**WRITTEN EXERCISE**
Using the listing below, copy every line that mentions "Output".

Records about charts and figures
-- START --

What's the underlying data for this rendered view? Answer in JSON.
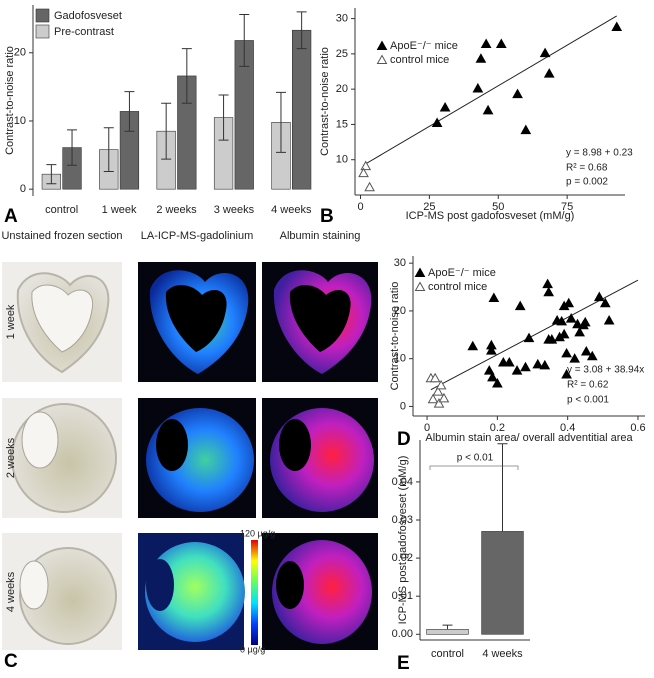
{
  "chart_data": [
    {
      "type": "bar",
      "panel": "A",
      "ylabel": "Contrast-to-noise ratio",
      "categories": [
        "control",
        "1 week",
        "2 weeks",
        "3 weeks",
        "4 weeks"
      ],
      "series": [
        {
          "name": "Gadofosveset",
          "color": "#666666",
          "values": [
            6.1,
            11.4,
            16.6,
            21.8,
            23.3
          ],
          "errors": [
            2.6,
            2.9,
            4.0,
            3.8,
            2.7
          ]
        },
        {
          "name": "Pre-contrast",
          "color": "#cccccc",
          "values": [
            2.2,
            5.8,
            8.5,
            10.5,
            9.8
          ],
          "errors": [
            1.4,
            3.2,
            4.1,
            3.3,
            4.4
          ]
        }
      ],
      "ylim": [
        -1,
        27
      ],
      "yticks": [
        0,
        10,
        20
      ],
      "legend": "upper left",
      "error_bars": "both"
    },
    {
      "type": "scatter",
      "panel": "B",
      "xlabel": "ICP-MS post gadofosveset (mM/g)",
      "ylabel": "Contrast-to-noise ratio",
      "series": [
        {
          "name": "ApoE⁻/⁻ mice",
          "marker": "filled",
          "color": "#000000",
          "x": [
            27.8,
            30.7,
            42.6,
            43.7,
            45.6,
            46.3,
            51.1,
            57,
            60,
            67,
            68.5,
            93
          ],
          "values": [
            15.2,
            17.4,
            20.1,
            24.3,
            26.4,
            17.0,
            26.4,
            19.3,
            14.2,
            25.1,
            22.2,
            28.8
          ]
        },
        {
          "name": "control mice",
          "marker": "open",
          "color": "#555555",
          "x": [
            1.9,
            1.1,
            3.3
          ],
          "values": [
            9.1,
            8.1,
            6.1
          ]
        }
      ],
      "fit": {
        "intercept": 8.98,
        "slope": 0.23
      },
      "annotations": [
        "y = 8.98 + 0.23",
        "R² = 0.68",
        "p = 0.002"
      ],
      "xlim": [
        -2,
        96
      ],
      "xticks": [
        0,
        25,
        50,
        75
      ],
      "ylim": [
        5,
        31.5
      ],
      "yticks": [
        10,
        15,
        20,
        25,
        30
      ],
      "legend": "upper left"
    },
    {
      "type": "scatter",
      "panel": "D",
      "xlabel": "Albumin stain area/ overall adventitial area",
      "ylabel": "Contrast-to-noise ratio",
      "series": [
        {
          "name": "ApoE⁻/⁻ mice",
          "marker": "filled",
          "color": "#000000",
          "x": [
            0.13,
            0.177,
            0.183,
            0.183,
            0.186,
            0.19,
            0.2,
            0.217,
            0.234,
            0.256,
            0.265,
            0.28,
            0.29,
            0.315,
            0.335,
            0.343,
            0.346,
            0.346,
            0.355,
            0.37,
            0.377,
            0.383,
            0.39,
            0.39,
            0.397,
            0.397,
            0.403,
            0.41,
            0.42,
            0.428,
            0.434,
            0.445,
            0.45,
            0.453,
            0.47,
            0.49,
            0.507,
            0.518
          ],
          "values": [
            12.6,
            7.5,
            11.7,
            12.8,
            6.1,
            22.7,
            4.8,
            9.2,
            9.2,
            7.5,
            21,
            8.2,
            14.3,
            8.8,
            8.6,
            25.6,
            23.9,
            14,
            14,
            18,
            14.5,
            17.8,
            21,
            15.1,
            11.1,
            6.7,
            21.6,
            18.4,
            10,
            17.2,
            15.5,
            17,
            17.6,
            11.5,
            10.5,
            22.9,
            21.6,
            18
          ]
        },
        {
          "name": "control mice",
          "marker": "open",
          "color": "#555555",
          "x": [
            0.011,
            0.023,
            0.031,
            0.04,
            0.017,
            0.034,
            0.048
          ],
          "values": [
            5.9,
            5.9,
            3.1,
            4.4,
            1.5,
            0.6,
            1.7
          ]
        }
      ],
      "fit": {
        "intercept": 3.08,
        "slope": 38.94
      },
      "annotations": [
        "y = 3.08 + 38.94x",
        "R² = 0.62",
        "p < 0.001"
      ],
      "xlim": [
        -0.04,
        0.62
      ],
      "xticks": [
        0,
        0.2,
        0.4,
        0.6
      ],
      "ylim": [
        -2,
        31.5
      ],
      "yticks": [
        0,
        10,
        20,
        30
      ],
      "legend": "upper left"
    },
    {
      "type": "bar",
      "panel": "E",
      "ylabel": "ICP-MS post gadofosveset (mM/g)",
      "categories": [
        "control",
        "4 weeks"
      ],
      "values": [
        0.0013,
        0.027
      ],
      "errors": [
        0.0011,
        0.023
      ],
      "colors": [
        "#cccccc",
        "#666666"
      ],
      "annotations": [
        "p < 0.01"
      ],
      "ylim": [
        -0.0015,
        0.051
      ],
      "yticks": [
        {
          "value": 0,
          "label": "0.00"
        },
        {
          "value": 0.01,
          "label": "0.01"
        },
        {
          "value": 0.02,
          "label": "0.02"
        },
        {
          "value": 0.03,
          "label": "0.03"
        },
        {
          "value": 0.04,
          "label": "0.04"
        }
      ],
      "error_bars": "upper"
    }
  ],
  "panel_c": {
    "panel": "C",
    "columns": [
      "Unstained frozen section",
      "LA-ICP-MS-gadolinium",
      "Albumin staining"
    ],
    "rows": [
      "1 week",
      "2 weeks",
      "4 weeks"
    ],
    "colorbar": {
      "max_label": "120 µg/g",
      "min_label": "0 µg/g"
    }
  }
}
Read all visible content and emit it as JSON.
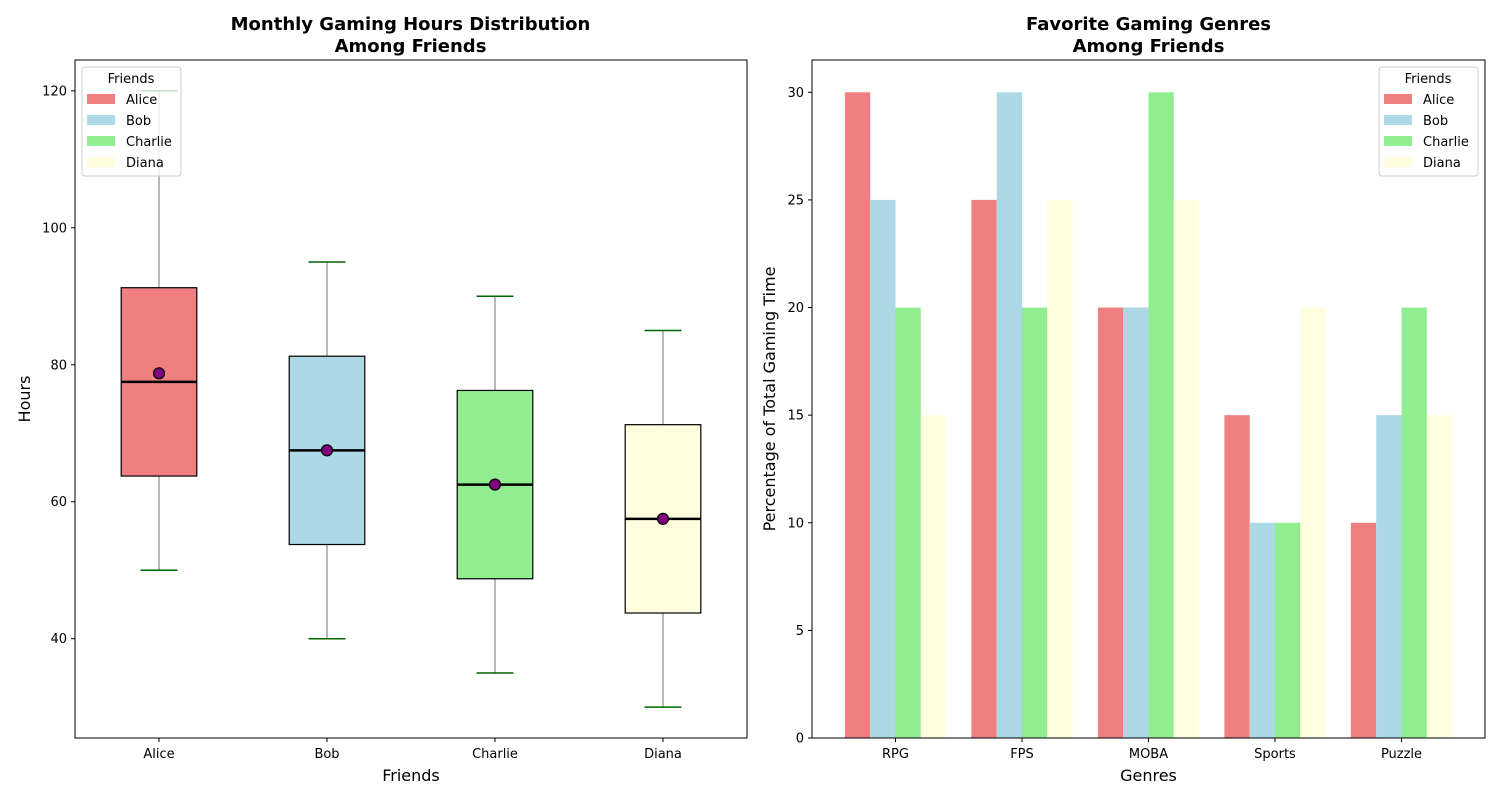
{
  "colors": {
    "Alice": "#f08080",
    "Bob": "#add8e6",
    "Charlie": "#90ee90",
    "Diana": "#ffffe0",
    "whisker": "#a0a0a0",
    "cap": "#006400",
    "median": "#000000",
    "mean_marker": "#800080"
  },
  "chart_data": [
    {
      "type": "box",
      "title_line1": "Monthly Gaming Hours Distribution",
      "title_line2": "Among Friends",
      "xlabel": "Friends",
      "ylabel": "Hours",
      "ylim": [
        25.5,
        124.5
      ],
      "yticks": [
        40,
        60,
        80,
        100,
        120
      ],
      "grid": false,
      "legend_title": "Friends",
      "legend_position": "top-left",
      "categories": [
        "Alice",
        "Bob",
        "Charlie",
        "Diana"
      ],
      "boxes": [
        {
          "name": "Alice",
          "whisker_low": 50,
          "q1": 63.75,
          "median": 77.5,
          "q3": 91.25,
          "whisker_high": 120,
          "mean": 78.75
        },
        {
          "name": "Bob",
          "whisker_low": 40,
          "q1": 53.75,
          "median": 67.5,
          "q3": 81.25,
          "whisker_high": 95,
          "mean": 67.5
        },
        {
          "name": "Charlie",
          "whisker_low": 35,
          "q1": 48.75,
          "median": 62.5,
          "q3": 76.25,
          "whisker_high": 90,
          "mean": 62.5
        },
        {
          "name": "Diana",
          "whisker_low": 30,
          "q1": 43.75,
          "median": 57.5,
          "q3": 71.25,
          "whisker_high": 85,
          "mean": 57.5
        }
      ]
    },
    {
      "type": "bar",
      "title_line1": "Favorite Gaming Genres",
      "title_line2": "Among Friends",
      "xlabel": "Genres",
      "ylabel": "Percentage of Total Gaming Time",
      "ylim": [
        0,
        31.5
      ],
      "yticks": [
        0,
        5,
        10,
        15,
        20,
        25,
        30
      ],
      "grid": false,
      "legend_title": "Friends",
      "legend_position": "top-right",
      "categories": [
        "RPG",
        "FPS",
        "MOBA",
        "Sports",
        "Puzzle"
      ],
      "series": [
        {
          "name": "Alice",
          "values": [
            30,
            25,
            20,
            15,
            10
          ]
        },
        {
          "name": "Bob",
          "values": [
            25,
            30,
            20,
            10,
            15
          ]
        },
        {
          "name": "Charlie",
          "values": [
            20,
            20,
            30,
            10,
            20
          ]
        },
        {
          "name": "Diana",
          "values": [
            15,
            25,
            25,
            20,
            15
          ]
        }
      ]
    }
  ]
}
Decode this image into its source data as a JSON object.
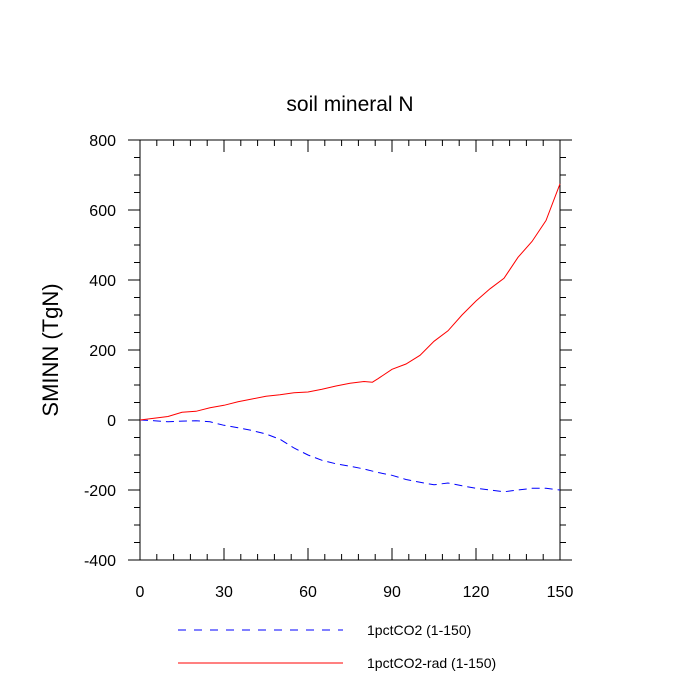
{
  "chart_data": {
    "type": "line",
    "title": "soil mineral N",
    "ylabel": "SMINN  (TgN)",
    "xlabel": "",
    "xlim": [
      0,
      150
    ],
    "ylim": [
      -400,
      800
    ],
    "xticks": [
      0,
      30,
      60,
      90,
      120,
      150
    ],
    "yticks": [
      -400,
      -200,
      0,
      200,
      400,
      600,
      800
    ],
    "grid": false,
    "legend_position": "bottom",
    "series": [
      {
        "name": "1pctCO2 (1-150)",
        "color": "#0000ff",
        "dash": "dashed",
        "points": [
          [
            0,
            0
          ],
          [
            5,
            -2
          ],
          [
            10,
            -5
          ],
          [
            15,
            -3
          ],
          [
            20,
            -2
          ],
          [
            25,
            -5
          ],
          [
            30,
            -15
          ],
          [
            35,
            -22
          ],
          [
            40,
            -30
          ],
          [
            45,
            -40
          ],
          [
            50,
            -55
          ],
          [
            55,
            -80
          ],
          [
            60,
            -100
          ],
          [
            65,
            -115
          ],
          [
            70,
            -125
          ],
          [
            75,
            -132
          ],
          [
            80,
            -140
          ],
          [
            85,
            -150
          ],
          [
            90,
            -158
          ],
          [
            95,
            -170
          ],
          [
            100,
            -178
          ],
          [
            105,
            -185
          ],
          [
            110,
            -180
          ],
          [
            115,
            -188
          ],
          [
            120,
            -195
          ],
          [
            125,
            -200
          ],
          [
            130,
            -205
          ],
          [
            135,
            -200
          ],
          [
            140,
            -195
          ],
          [
            145,
            -195
          ],
          [
            150,
            -200
          ]
        ]
      },
      {
        "name": "1pctCO2-rad (1-150)",
        "color": "#ff0000",
        "dash": "solid",
        "points": [
          [
            0,
            0
          ],
          [
            5,
            5
          ],
          [
            10,
            10
          ],
          [
            15,
            22
          ],
          [
            20,
            25
          ],
          [
            25,
            35
          ],
          [
            30,
            42
          ],
          [
            35,
            52
          ],
          [
            40,
            60
          ],
          [
            45,
            68
          ],
          [
            50,
            72
          ],
          [
            55,
            78
          ],
          [
            60,
            80
          ],
          [
            65,
            88
          ],
          [
            70,
            97
          ],
          [
            75,
            105
          ],
          [
            80,
            110
          ],
          [
            83,
            108
          ],
          [
            85,
            118
          ],
          [
            90,
            145
          ],
          [
            95,
            160
          ],
          [
            100,
            185
          ],
          [
            105,
            225
          ],
          [
            110,
            255
          ],
          [
            115,
            300
          ],
          [
            120,
            340
          ],
          [
            125,
            375
          ],
          [
            130,
            405
          ],
          [
            135,
            465
          ],
          [
            140,
            510
          ],
          [
            145,
            570
          ],
          [
            150,
            675
          ]
        ]
      }
    ]
  }
}
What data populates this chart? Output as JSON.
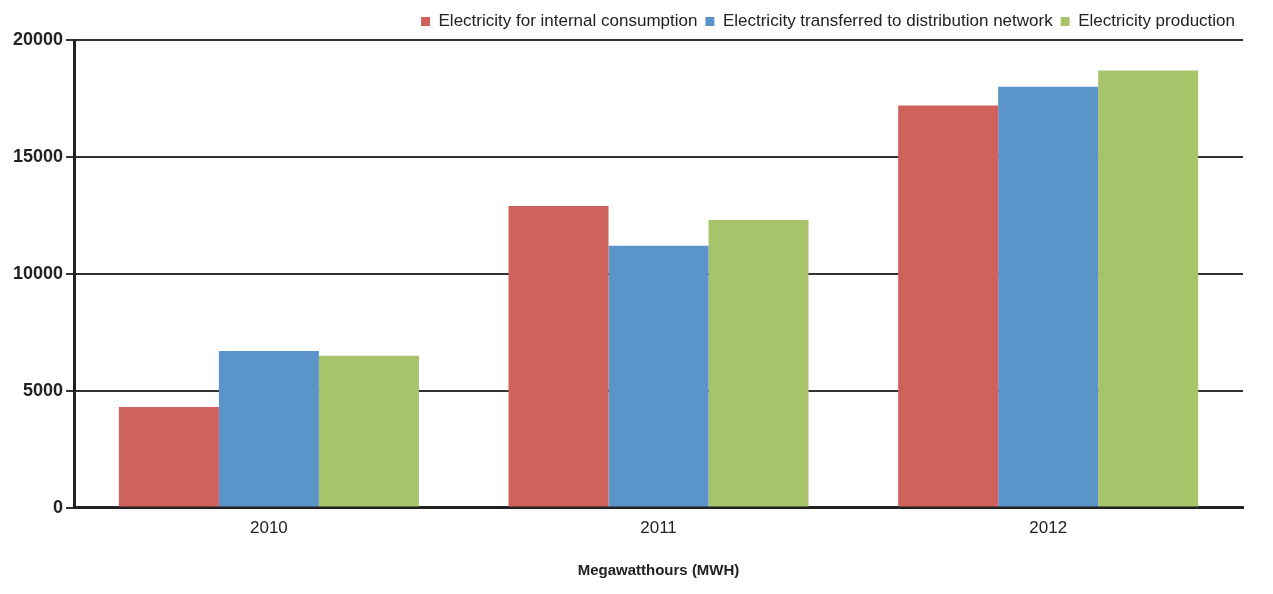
{
  "chart_data": {
    "type": "bar",
    "xlabel": "Megawatthours (MWH)",
    "categories": [
      "2010",
      "2011",
      "2012"
    ],
    "series": [
      {
        "name": "Electricity for internal consumption",
        "color": "#cf635c",
        "values": [
          4300,
          12900,
          17200
        ]
      },
      {
        "name": "Electricity transferred to distribution network",
        "color": "#5b94c9",
        "values": [
          6700,
          11200,
          18000
        ]
      },
      {
        "name": "Electricity production",
        "color": "#a8c46a",
        "values": [
          6500,
          12300,
          18700
        ]
      }
    ],
    "ylim": [
      0,
      20000
    ],
    "yticks": [
      0,
      5000,
      10000,
      15000,
      20000
    ],
    "grid": "y",
    "legend": "top"
  }
}
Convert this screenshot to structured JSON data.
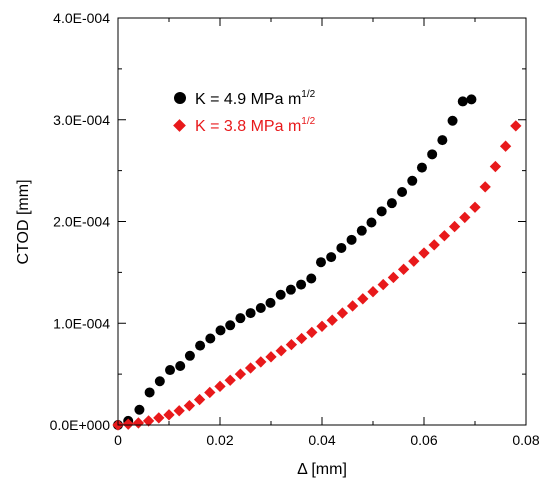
{
  "chart_data": {
    "type": "scatter",
    "title": "",
    "xlabel": "Δ [mm]",
    "ylabel": "CTOD [mm]",
    "xlim": [
      0,
      0.08
    ],
    "ylim": [
      0,
      0.0004
    ],
    "x_ticks": [
      0,
      0.02,
      0.04,
      0.06,
      0.08
    ],
    "x_tick_labels": [
      "0",
      "0.02",
      "0.04",
      "0.06",
      "0.08"
    ],
    "y_ticks": [
      0,
      0.0001,
      0.0002,
      0.0003,
      0.0004
    ],
    "y_tick_labels": [
      "0.0E+000",
      "1.0E-004",
      "2.0E-004",
      "3.0E-004",
      "4.0E-004"
    ],
    "grid": false,
    "legend_position": "top-left",
    "series": [
      {
        "name": "K = 4.9 MPa m",
        "name_sup": "1/2",
        "marker": "circle",
        "color": "#000000",
        "x": [
          0,
          0.002,
          0.0042,
          0.0062,
          0.0082,
          0.0102,
          0.0122,
          0.0141,
          0.0161,
          0.0181,
          0.0201,
          0.022,
          0.024,
          0.026,
          0.028,
          0.0299,
          0.0319,
          0.0339,
          0.0359,
          0.0379,
          0.0398,
          0.0418,
          0.0438,
          0.0458,
          0.0478,
          0.0497,
          0.0517,
          0.0537,
          0.0557,
          0.0577,
          0.0596,
          0.0616,
          0.0636,
          0.0656,
          0.0676,
          0.0693
        ],
        "y": [
          0,
          4e-06,
          1.5e-05,
          3.2e-05,
          4.3e-05,
          5.4e-05,
          5.8e-05,
          6.8e-05,
          7.8e-05,
          8.5e-05,
          9.3e-05,
          9.8e-05,
          0.000105,
          0.00011,
          0.000115,
          0.00012,
          0.000128,
          0.000133,
          0.000138,
          0.000144,
          0.00016,
          0.000165,
          0.000174,
          0.000182,
          0.000191,
          0.000199,
          0.00021,
          0.000218,
          0.000229,
          0.00024,
          0.000253,
          0.000266,
          0.00028,
          0.000299,
          0.000318,
          0.00032
        ]
      },
      {
        "name": "K = 3.8 MPa m",
        "name_sup": "1/2",
        "marker": "diamond",
        "color": "#e8191b",
        "x": [
          0,
          0.002,
          0.004,
          0.006,
          0.008,
          0.01,
          0.012,
          0.014,
          0.016,
          0.018,
          0.02,
          0.022,
          0.024,
          0.026,
          0.028,
          0.03,
          0.032,
          0.034,
          0.036,
          0.038,
          0.04,
          0.042,
          0.044,
          0.046,
          0.048,
          0.05,
          0.052,
          0.054,
          0.056,
          0.058,
          0.06,
          0.062,
          0.064,
          0.066,
          0.068,
          0.07,
          0.072,
          0.074,
          0.076,
          0.078
        ],
        "y": [
          0,
          8e-07,
          2e-06,
          4e-06,
          7e-06,
          1e-05,
          1.4e-05,
          1.9e-05,
          2.5e-05,
          3.2e-05,
          3.8e-05,
          4.4e-05,
          5e-05,
          5.6e-05,
          6.2e-05,
          6.7e-05,
          7.3e-05,
          7.9e-05,
          8.5e-05,
          9.1e-05,
          9.7e-05,
          0.000103,
          0.00011,
          0.000117,
          0.000124,
          0.000131,
          0.000138,
          0.000145,
          0.000153,
          0.000161,
          0.000169,
          0.000177,
          0.000186,
          0.000195,
          0.000204,
          0.000214,
          0.000234,
          0.000254,
          0.000274,
          0.000294
        ]
      }
    ]
  }
}
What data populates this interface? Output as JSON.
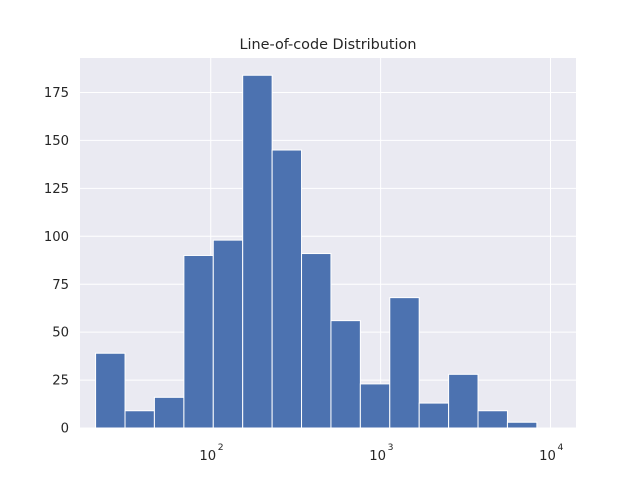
{
  "chart_data": {
    "type": "bar",
    "title": "Line-of-code Distribution",
    "xlabel": "",
    "ylabel": "",
    "x_scale": "log",
    "xlim": [
      17,
      14125
    ],
    "ylim": [
      0,
      193
    ],
    "grid": true,
    "background_color": "#eaeaf2",
    "bar_color": "#4c72b0",
    "grid_color": "#ffffff",
    "y_ticks": [
      0,
      25,
      50,
      75,
      100,
      125,
      150,
      175
    ],
    "x_ticks": [
      {
        "value": 100,
        "base": "10",
        "exp": "2"
      },
      {
        "value": 1000,
        "base": "10",
        "exp": "3"
      },
      {
        "value": 10000,
        "base": "10",
        "exp": "4"
      }
    ],
    "bin_edges": [
      21,
      31.3,
      46.6,
      69.5,
      103.5,
      154.2,
      229.8,
      342.3,
      510,
      759.8,
      1132,
      1686.5,
      2512.8,
      3743.7,
      5577.6,
      8310
    ],
    "values": [
      39,
      9,
      16,
      90,
      98,
      184,
      145,
      91,
      56,
      23,
      68,
      13,
      28,
      9,
      3
    ]
  }
}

-- END --

**ANSWER TO THIS TASK**
What data populates this chart? Output as JSON.
What data populates this interface? Output as JSON.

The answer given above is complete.